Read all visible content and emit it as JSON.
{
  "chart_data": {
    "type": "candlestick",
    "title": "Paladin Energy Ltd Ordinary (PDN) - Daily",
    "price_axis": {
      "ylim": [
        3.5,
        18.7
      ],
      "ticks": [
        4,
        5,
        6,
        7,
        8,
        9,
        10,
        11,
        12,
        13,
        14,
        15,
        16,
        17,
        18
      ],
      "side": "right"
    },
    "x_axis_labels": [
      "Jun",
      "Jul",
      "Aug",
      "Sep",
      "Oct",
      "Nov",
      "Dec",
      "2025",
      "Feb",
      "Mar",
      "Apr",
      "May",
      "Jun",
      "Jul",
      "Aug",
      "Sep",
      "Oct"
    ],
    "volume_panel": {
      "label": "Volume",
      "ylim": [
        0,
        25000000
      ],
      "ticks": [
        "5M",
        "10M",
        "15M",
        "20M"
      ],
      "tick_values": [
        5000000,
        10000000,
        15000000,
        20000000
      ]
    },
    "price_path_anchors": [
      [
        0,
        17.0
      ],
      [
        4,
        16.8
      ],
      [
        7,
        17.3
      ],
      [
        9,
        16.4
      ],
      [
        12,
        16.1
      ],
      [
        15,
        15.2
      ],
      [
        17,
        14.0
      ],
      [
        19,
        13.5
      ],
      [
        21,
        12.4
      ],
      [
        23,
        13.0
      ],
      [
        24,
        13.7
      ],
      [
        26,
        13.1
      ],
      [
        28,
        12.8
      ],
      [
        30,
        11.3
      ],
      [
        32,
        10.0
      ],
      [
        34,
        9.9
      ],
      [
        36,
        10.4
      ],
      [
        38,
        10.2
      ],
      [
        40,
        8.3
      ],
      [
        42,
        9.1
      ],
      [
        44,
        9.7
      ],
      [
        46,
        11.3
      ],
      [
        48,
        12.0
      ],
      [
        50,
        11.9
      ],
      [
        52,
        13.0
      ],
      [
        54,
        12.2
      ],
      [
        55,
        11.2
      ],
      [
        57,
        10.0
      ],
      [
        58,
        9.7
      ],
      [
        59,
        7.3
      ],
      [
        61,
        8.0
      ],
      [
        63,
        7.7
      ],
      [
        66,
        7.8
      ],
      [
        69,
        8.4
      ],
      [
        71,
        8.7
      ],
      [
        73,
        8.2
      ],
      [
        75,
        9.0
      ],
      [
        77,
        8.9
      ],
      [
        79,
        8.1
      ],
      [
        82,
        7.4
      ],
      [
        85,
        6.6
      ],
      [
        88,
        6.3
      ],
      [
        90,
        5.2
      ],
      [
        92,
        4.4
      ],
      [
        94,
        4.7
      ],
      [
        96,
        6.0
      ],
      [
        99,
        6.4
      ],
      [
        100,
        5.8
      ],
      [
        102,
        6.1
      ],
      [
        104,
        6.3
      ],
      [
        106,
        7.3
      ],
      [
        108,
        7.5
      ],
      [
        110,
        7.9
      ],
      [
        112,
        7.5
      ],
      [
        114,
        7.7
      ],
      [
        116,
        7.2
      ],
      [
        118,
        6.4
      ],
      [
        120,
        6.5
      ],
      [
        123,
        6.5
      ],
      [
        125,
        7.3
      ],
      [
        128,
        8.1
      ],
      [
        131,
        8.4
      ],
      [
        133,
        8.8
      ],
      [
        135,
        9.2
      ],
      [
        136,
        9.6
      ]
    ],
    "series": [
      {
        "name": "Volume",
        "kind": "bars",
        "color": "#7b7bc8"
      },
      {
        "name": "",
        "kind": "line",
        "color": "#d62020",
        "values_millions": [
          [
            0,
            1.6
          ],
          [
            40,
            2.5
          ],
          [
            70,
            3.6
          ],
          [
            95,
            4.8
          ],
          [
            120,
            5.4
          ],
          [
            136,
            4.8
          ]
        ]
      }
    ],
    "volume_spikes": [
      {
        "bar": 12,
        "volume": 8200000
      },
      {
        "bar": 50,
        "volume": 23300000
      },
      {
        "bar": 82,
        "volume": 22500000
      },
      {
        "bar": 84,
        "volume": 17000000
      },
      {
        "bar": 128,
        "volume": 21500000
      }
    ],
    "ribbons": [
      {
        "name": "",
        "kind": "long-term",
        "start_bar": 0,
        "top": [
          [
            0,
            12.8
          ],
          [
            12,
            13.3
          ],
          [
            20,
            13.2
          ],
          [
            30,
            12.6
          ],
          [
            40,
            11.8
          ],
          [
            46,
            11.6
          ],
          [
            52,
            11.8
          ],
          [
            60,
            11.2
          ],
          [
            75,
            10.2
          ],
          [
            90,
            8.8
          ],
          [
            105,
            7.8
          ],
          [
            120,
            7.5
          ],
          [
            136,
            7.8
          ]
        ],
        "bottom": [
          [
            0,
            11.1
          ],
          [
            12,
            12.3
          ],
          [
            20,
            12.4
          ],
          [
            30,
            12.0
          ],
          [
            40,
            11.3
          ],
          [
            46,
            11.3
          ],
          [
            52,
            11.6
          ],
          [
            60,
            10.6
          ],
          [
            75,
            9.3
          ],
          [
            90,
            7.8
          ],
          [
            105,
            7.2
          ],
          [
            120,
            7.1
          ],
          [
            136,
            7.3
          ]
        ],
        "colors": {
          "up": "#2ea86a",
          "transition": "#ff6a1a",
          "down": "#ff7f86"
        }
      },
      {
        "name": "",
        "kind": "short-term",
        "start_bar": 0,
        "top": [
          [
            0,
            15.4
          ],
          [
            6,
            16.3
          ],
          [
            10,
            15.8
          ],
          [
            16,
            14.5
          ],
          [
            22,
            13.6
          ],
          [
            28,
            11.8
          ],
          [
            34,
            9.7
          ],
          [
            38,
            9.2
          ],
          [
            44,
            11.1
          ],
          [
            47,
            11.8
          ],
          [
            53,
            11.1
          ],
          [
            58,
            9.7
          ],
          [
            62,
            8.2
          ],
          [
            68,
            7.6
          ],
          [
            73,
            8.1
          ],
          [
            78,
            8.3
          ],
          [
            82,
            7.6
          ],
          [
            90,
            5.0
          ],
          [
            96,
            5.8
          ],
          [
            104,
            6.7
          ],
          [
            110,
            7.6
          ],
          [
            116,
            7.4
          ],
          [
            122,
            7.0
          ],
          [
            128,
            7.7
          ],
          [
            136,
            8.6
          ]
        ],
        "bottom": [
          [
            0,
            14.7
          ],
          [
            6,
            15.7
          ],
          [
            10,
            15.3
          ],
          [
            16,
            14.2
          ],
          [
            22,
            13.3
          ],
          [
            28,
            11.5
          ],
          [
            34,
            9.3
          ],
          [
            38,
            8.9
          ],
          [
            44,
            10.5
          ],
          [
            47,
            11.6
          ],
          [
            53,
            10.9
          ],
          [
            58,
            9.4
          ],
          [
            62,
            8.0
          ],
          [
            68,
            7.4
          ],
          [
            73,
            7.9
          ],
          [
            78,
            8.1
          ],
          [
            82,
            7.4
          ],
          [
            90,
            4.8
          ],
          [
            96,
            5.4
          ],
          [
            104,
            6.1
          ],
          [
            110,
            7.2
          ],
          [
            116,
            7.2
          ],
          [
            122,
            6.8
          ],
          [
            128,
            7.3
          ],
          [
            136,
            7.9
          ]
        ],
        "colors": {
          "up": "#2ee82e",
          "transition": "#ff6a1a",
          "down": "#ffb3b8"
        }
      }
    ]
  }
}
========================================
◆ Short exercise: The records above need to be transcribed in full. Keep every character unchanged.

◆ Finished exercise:
Read all visible content and emit it as JSON.
{
  "chart_data": {
    "type": "candlestick",
    "title": "Paladin Energy Ltd Ordinary (PDN) - Daily",
    "price_axis": {
      "ylim": [
        3.5,
        18.7
      ],
      "ticks": [
        4,
        5,
        6,
        7,
        8,
        9,
        10,
        11,
        12,
        13,
        14,
        15,
        16,
        17,
        18
      ],
      "side": "right"
    },
    "x_axis_labels": [
      "Jun",
      "Jul",
      "Aug",
      "Sep",
      "Oct",
      "Nov",
      "Dec",
      "2025",
      "Feb",
      "Mar",
      "Apr",
      "May",
      "Jun",
      "Jul",
      "Aug",
      "Sep",
      "Oct"
    ],
    "volume_panel": {
      "label": "Volume",
      "ylim": [
        0,
        25000000
      ],
      "ticks": [
        "5M",
        "10M",
        "15M",
        "20M"
      ],
      "tick_values": [
        5000000,
        10000000,
        15000000,
        20000000
      ]
    },
    "price_path_anchors": [
      [
        0,
        17.0
      ],
      [
        4,
        16.8
      ],
      [
        7,
        17.3
      ],
      [
        9,
        16.4
      ],
      [
        12,
        16.1
      ],
      [
        15,
        15.2
      ],
      [
        17,
        14.0
      ],
      [
        19,
        13.5
      ],
      [
        21,
        12.4
      ],
      [
        23,
        13.0
      ],
      [
        24,
        13.7
      ],
      [
        26,
        13.1
      ],
      [
        28,
        12.8
      ],
      [
        30,
        11.3
      ],
      [
        32,
        10.0
      ],
      [
        34,
        9.9
      ],
      [
        36,
        10.4
      ],
      [
        38,
        10.2
      ],
      [
        40,
        8.3
      ],
      [
        42,
        9.1
      ],
      [
        44,
        9.7
      ],
      [
        46,
        11.3
      ],
      [
        48,
        12.0
      ],
      [
        50,
        11.9
      ],
      [
        52,
        13.0
      ],
      [
        54,
        12.2
      ],
      [
        55,
        11.2
      ],
      [
        57,
        10.0
      ],
      [
        58,
        9.7
      ],
      [
        59,
        7.3
      ],
      [
        61,
        8.0
      ],
      [
        63,
        7.7
      ],
      [
        66,
        7.8
      ],
      [
        69,
        8.4
      ],
      [
        71,
        8.7
      ],
      [
        73,
        8.2
      ],
      [
        75,
        9.0
      ],
      [
        77,
        8.9
      ],
      [
        79,
        8.1
      ],
      [
        82,
        7.4
      ],
      [
        85,
        6.6
      ],
      [
        88,
        6.3
      ],
      [
        90,
        5.2
      ],
      [
        92,
        4.4
      ],
      [
        94,
        4.7
      ],
      [
        96,
        6.0
      ],
      [
        99,
        6.4
      ],
      [
        100,
        5.8
      ],
      [
        102,
        6.1
      ],
      [
        104,
        6.3
      ],
      [
        106,
        7.3
      ],
      [
        108,
        7.5
      ],
      [
        110,
        7.9
      ],
      [
        112,
        7.5
      ],
      [
        114,
        7.7
      ],
      [
        116,
        7.2
      ],
      [
        118,
        6.4
      ],
      [
        120,
        6.5
      ],
      [
        123,
        6.5
      ],
      [
        125,
        7.3
      ],
      [
        128,
        8.1
      ],
      [
        131,
        8.4
      ],
      [
        133,
        8.8
      ],
      [
        135,
        9.2
      ],
      [
        136,
        9.6
      ]
    ],
    "series": [
      {
        "name": "Volume",
        "kind": "bars",
        "color": "#7b7bc8"
      },
      {
        "name": "",
        "kind": "line",
        "color": "#d62020",
        "values_millions": [
          [
            0,
            1.6
          ],
          [
            40,
            2.5
          ],
          [
            70,
            3.6
          ],
          [
            95,
            4.8
          ],
          [
            120,
            5.4
          ],
          [
            136,
            4.8
          ]
        ]
      }
    ],
    "volume_spikes": [
      {
        "bar": 12,
        "volume": 8200000
      },
      {
        "bar": 50,
        "volume": 23300000
      },
      {
        "bar": 82,
        "volume": 22500000
      },
      {
        "bar": 84,
        "volume": 17000000
      },
      {
        "bar": 128,
        "volume": 21500000
      }
    ],
    "ribbons": [
      {
        "name": "",
        "kind": "long-term",
        "start_bar": 0,
        "top": [
          [
            0,
            12.8
          ],
          [
            12,
            13.3
          ],
          [
            20,
            13.2
          ],
          [
            30,
            12.6
          ],
          [
            40,
            11.8
          ],
          [
            46,
            11.6
          ],
          [
            52,
            11.8
          ],
          [
            60,
            11.2
          ],
          [
            75,
            10.2
          ],
          [
            90,
            8.8
          ],
          [
            105,
            7.8
          ],
          [
            120,
            7.5
          ],
          [
            136,
            7.8
          ]
        ],
        "bottom": [
          [
            0,
            11.1
          ],
          [
            12,
            12.3
          ],
          [
            20,
            12.4
          ],
          [
            30,
            12.0
          ],
          [
            40,
            11.3
          ],
          [
            46,
            11.3
          ],
          [
            52,
            11.6
          ],
          [
            60,
            10.6
          ],
          [
            75,
            9.3
          ],
          [
            90,
            7.8
          ],
          [
            105,
            7.2
          ],
          [
            120,
            7.1
          ],
          [
            136,
            7.3
          ]
        ],
        "colors": {
          "up": "#2ea86a",
          "transition": "#ff6a1a",
          "down": "#ff7f86"
        }
      },
      {
        "name": "",
        "kind": "short-term",
        "start_bar": 0,
        "top": [
          [
            0,
            15.4
          ],
          [
            6,
            16.3
          ],
          [
            10,
            15.8
          ],
          [
            16,
            14.5
          ],
          [
            22,
            13.6
          ],
          [
            28,
            11.8
          ],
          [
            34,
            9.7
          ],
          [
            38,
            9.2
          ],
          [
            44,
            11.1
          ],
          [
            47,
            11.8
          ],
          [
            53,
            11.1
          ],
          [
            58,
            9.7
          ],
          [
            62,
            8.2
          ],
          [
            68,
            7.6
          ],
          [
            73,
            8.1
          ],
          [
            78,
            8.3
          ],
          [
            82,
            7.6
          ],
          [
            90,
            5.0
          ],
          [
            96,
            5.8
          ],
          [
            104,
            6.7
          ],
          [
            110,
            7.6
          ],
          [
            116,
            7.4
          ],
          [
            122,
            7.0
          ],
          [
            128,
            7.7
          ],
          [
            136,
            8.6
          ]
        ],
        "bottom": [
          [
            0,
            14.7
          ],
          [
            6,
            15.7
          ],
          [
            10,
            15.3
          ],
          [
            16,
            14.2
          ],
          [
            22,
            13.3
          ],
          [
            28,
            11.5
          ],
          [
            34,
            9.3
          ],
          [
            38,
            8.9
          ],
          [
            44,
            10.5
          ],
          [
            47,
            11.6
          ],
          [
            53,
            10.9
          ],
          [
            58,
            9.4
          ],
          [
            62,
            8.0
          ],
          [
            68,
            7.4
          ],
          [
            73,
            7.9
          ],
          [
            78,
            8.1
          ],
          [
            82,
            7.4
          ],
          [
            90,
            4.8
          ],
          [
            96,
            5.4
          ],
          [
            104,
            6.1
          ],
          [
            110,
            7.2
          ],
          [
            116,
            7.2
          ],
          [
            122,
            6.8
          ],
          [
            128,
            7.3
          ],
          [
            136,
            7.9
          ]
        ],
        "colors": {
          "up": "#2ee82e",
          "transition": "#ff6a1a",
          "down": "#ffb3b8"
        }
      }
    ]
  }
}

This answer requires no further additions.